- [GIVEN TASK]
Skip the pictures. Transcribe the rest of the data below without changing a word.

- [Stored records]
####################

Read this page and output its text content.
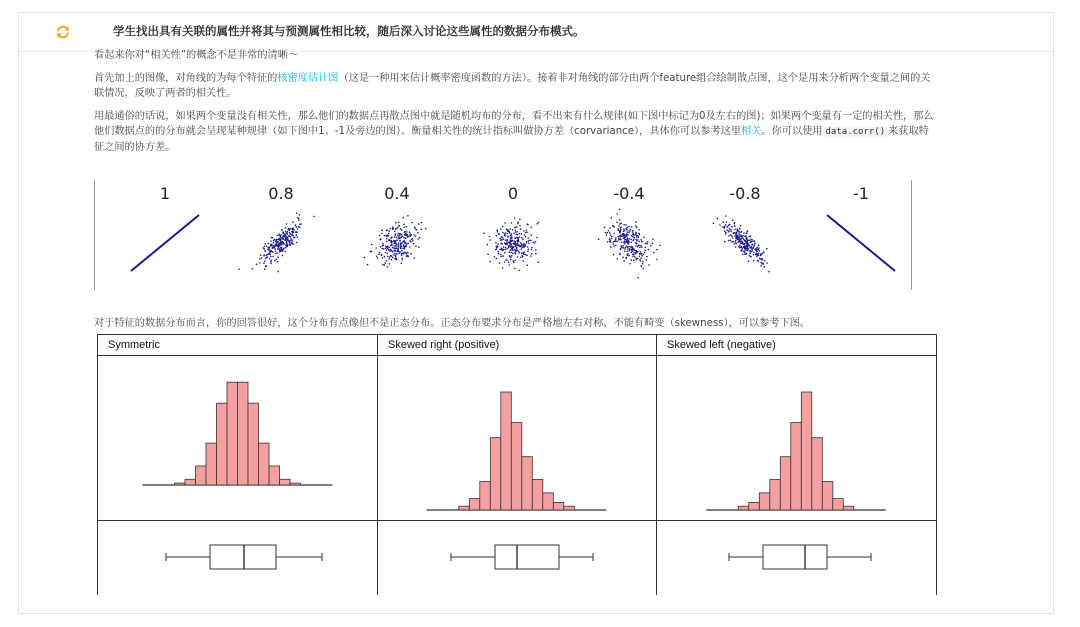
学生找出具有关联的属性并将其与预测属性相比较，随后深入讨论这些属性的数据分布模式。

看起来你对“相关性”的概念不是非常的清晰～

首先加上的图像，对角线的为每个特征的核密度估计图（这是一种用来估计概率密度函数的方法）。接着非对角线的部分由两个feature组合绘制散点图，这个是用来分析两个变量之间的关联情况，反映了两者的相关性。

用最通俗的话说，如果两个变量没有相关性，那么他们的数据点再散点图中就是随机均布的分布，看不出来有什么规律(如下图中标记为0及左右的图)；如果两个变量有一定的相关性，那么他们数据点的的分布就会呈现某种规律（如下图中1、-1及旁边的图）。衡量相关性的统计指标叫做协方差（corvariance），具体你可以参考这里相关。你可以使用 data.corr() 来获取特征之间的协方差。

1	0.8	0.4	0	-0.4	-0.8	-1

对于特征的数据分布而言，你的回答很好，这个分布有点像但不是正态分布。正态分布要求分布是严格地左右对称，不能有畸变（skewness），可以参考下图。

Symmetric	Skewed right (positive)	Skewed left (negative)
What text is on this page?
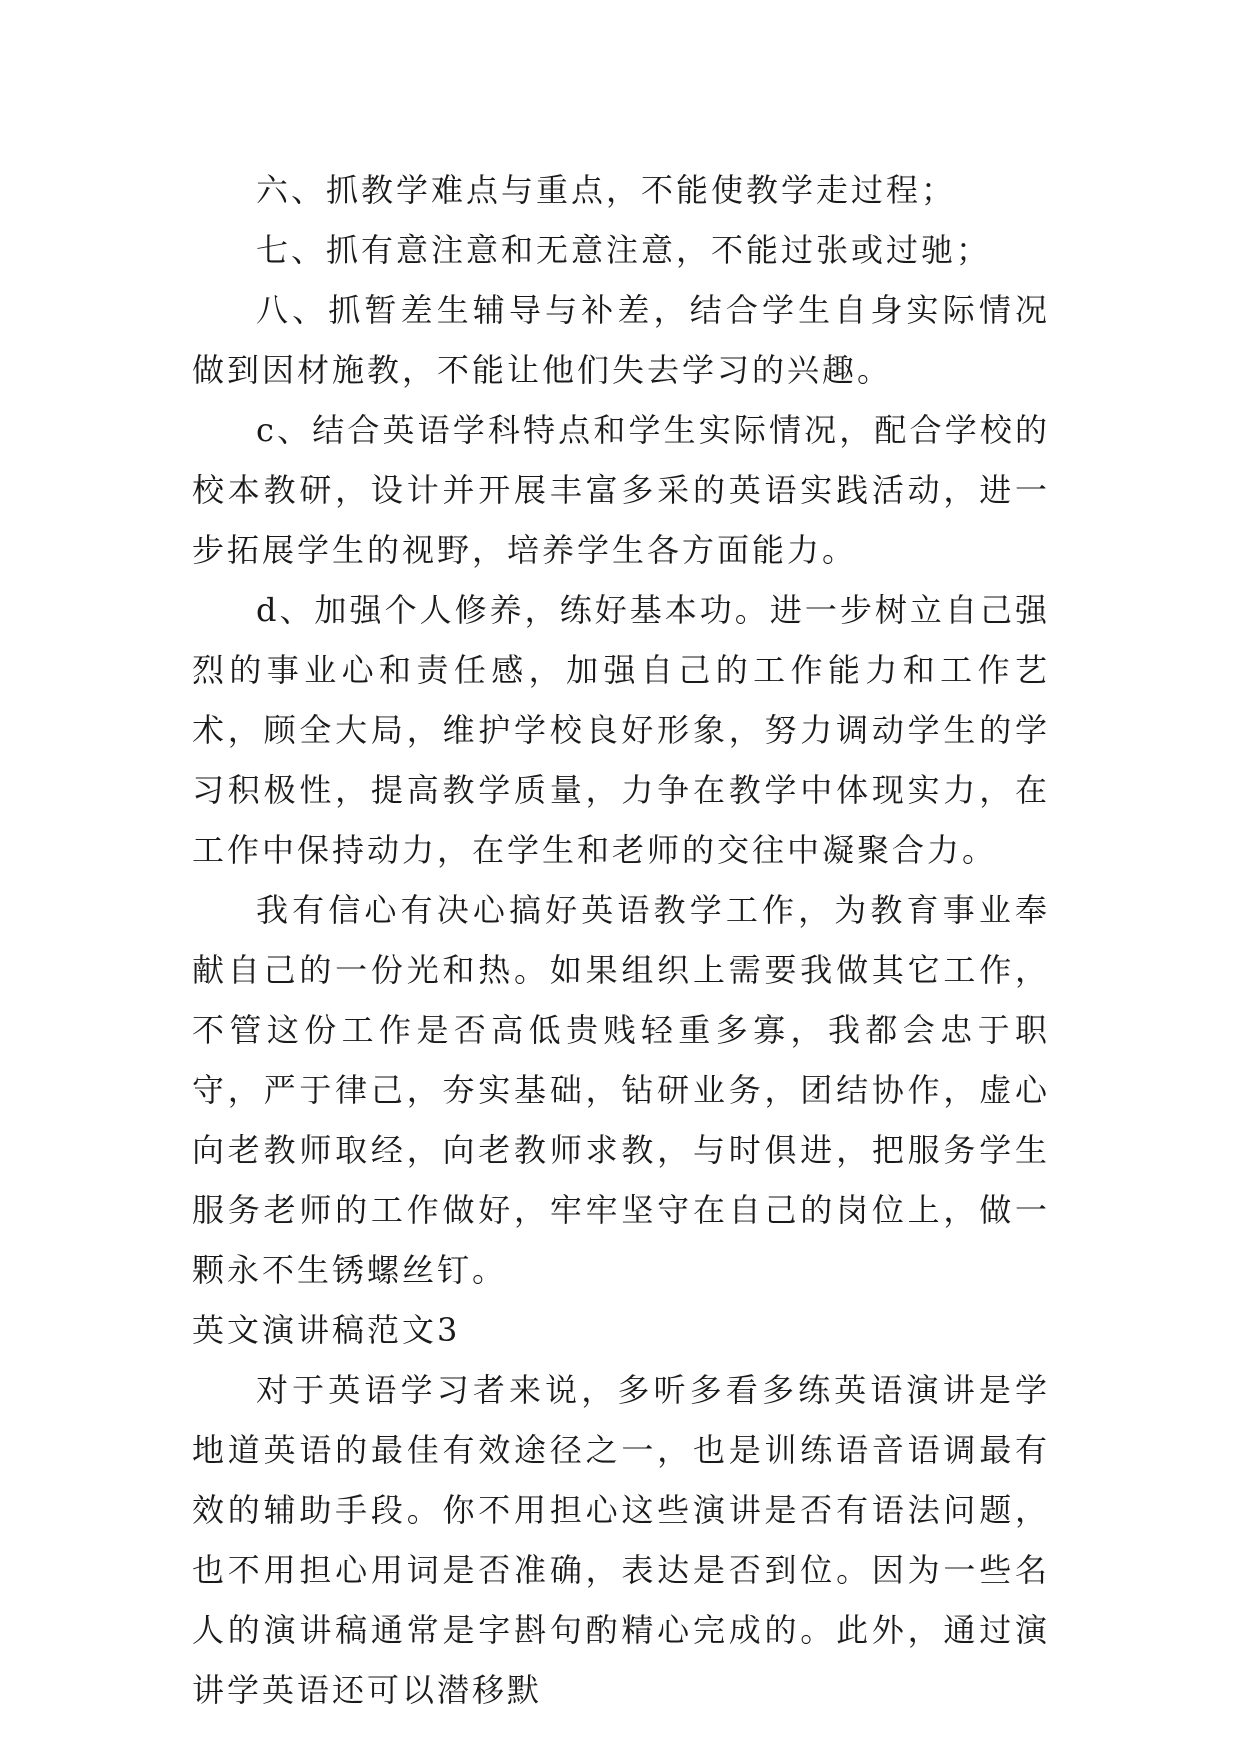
六、抓教学难点与重点，不能使教学走过程；

七、抓有意注意和无意注意，不能过张或过驰；

八、抓暂差生辅导与补差，结合学生自身实际情况做到因材施教，不能让他们失去学习的兴趣。

c、结合英语学科特点和学生实际情况，配合学校的校本教研，设计并开展丰富多采的英语实践活动，进一步拓展学生的视野，培养学生各方面能力。

d、加强个人修养，练好基本功。进一步树立自己强烈的事业心和责任感，加强自己的工作能力和工作艺术，顾全大局，维护学校良好形象，努力调动学生的学习积极性，提高教学质量，力争在教学中体现实力，在工作中保持动力，在学生和老师的交往中凝聚合力。

我有信心有决心搞好英语教学工作，为教育事业奉献自己的一份光和热。如果组织上需要我做其它工作，不管这份工作是否高低贵贱轻重多寡，我都会忠于职守，严于律己，夯实基础，钻研业务，团结协作，虚心向老教师取经，向老教师求教，与时俱进，把服务学生服务老师的工作做好，牢牢坚守在自己的岗位上，做一颗永不生锈螺丝钉。

英文演讲稿范文3

对于英语学习者来说，多听多看多练英语演讲是学地道英语的最佳有效途径之一，也是训练语音语调最有效的辅助手段。你不用担心这些演讲是否有语法问题，也不用担心用词是否准确，表达是否到位。因为一些名人的演讲稿通常是字斟句酌精心完成的。此外，通过演讲学英语还可以潜移默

####################

- [COMPLETE RESPONSE]
Read this page and output its text content.
学生找出具有关联的属性并将其与预测属性相比较，随后深入讨论这些属性的数据分布模式。

看起来你对“相关性”的概念不是非常的清晰～

首先加上的图像，对角线的为每个特征的核密度估计图（这是一种用来估计概率密度函数的方法）。接着非对角线的部分由两个feature组合绘制散点图，这个是用来分析两个变量之间的关联情况，反映了两者的相关性。

用最通俗的话说，如果两个变量没有相关性，那么他们的数据点再散点图中就是随机均布的分布，看不出来有什么规律(如下图中标记为0及左右的图)；如果两个变量有一定的相关性，那么他们数据点的的分布就会呈现某种规律（如下图中1、-1及旁边的图）。衡量相关性的统计指标叫做协方差（corvariance），具体你可以参考这里相关。你可以使用 data.corr() 来获取特征之间的协方差。

1	0.8	0.4	0	-0.4	-0.8	-1

对于特征的数据分布而言，你的回答很好，这个分布有点像但不是正态分布。正态分布要求分布是严格地左右对称，不能有畸变（skewness），可以参考下图。

Symmetric	Skewed right (positive)	Skewed left (negative)
What text is on this page?
六、抓教学难点与重点，不能使教学走过程；

七、抓有意注意和无意注意，不能过张或过驰；

八、抓暂差生辅导与补差，结合学生自身实际情况做到因材施教，不能让他们失去学习的兴趣。

c、结合英语学科特点和学生实际情况，配合学校的校本教研，设计并开展丰富多采的英语实践活动，进一步拓展学生的视野，培养学生各方面能力。

d、加强个人修养，练好基本功。进一步树立自己强烈的事业心和责任感，加强自己的工作能力和工作艺术，顾全大局，维护学校良好形象，努力调动学生的学习积极性，提高教学质量，力争在教学中体现实力，在工作中保持动力，在学生和老师的交往中凝聚合力。

我有信心有决心搞好英语教学工作，为教育事业奉献自己的一份光和热。如果组织上需要我做其它工作，不管这份工作是否高低贵贱轻重多寡，我都会忠于职守，严于律己，夯实基础，钻研业务，团结协作，虚心向老教师取经，向老教师求教，与时俱进，把服务学生服务老师的工作做好，牢牢坚守在自己的岗位上，做一颗永不生锈螺丝钉。

英文演讲稿范文3

对于英语学习者来说，多听多看多练英语演讲是学地道英语的最佳有效途径之一，也是训练语音语调最有效的辅助手段。你不用担心这些演讲是否有语法问题，也不用担心用词是否准确，表达是否到位。因为一些名人的演讲稿通常是字斟句酌精心完成的。此外，通过演讲学英语还可以潜移默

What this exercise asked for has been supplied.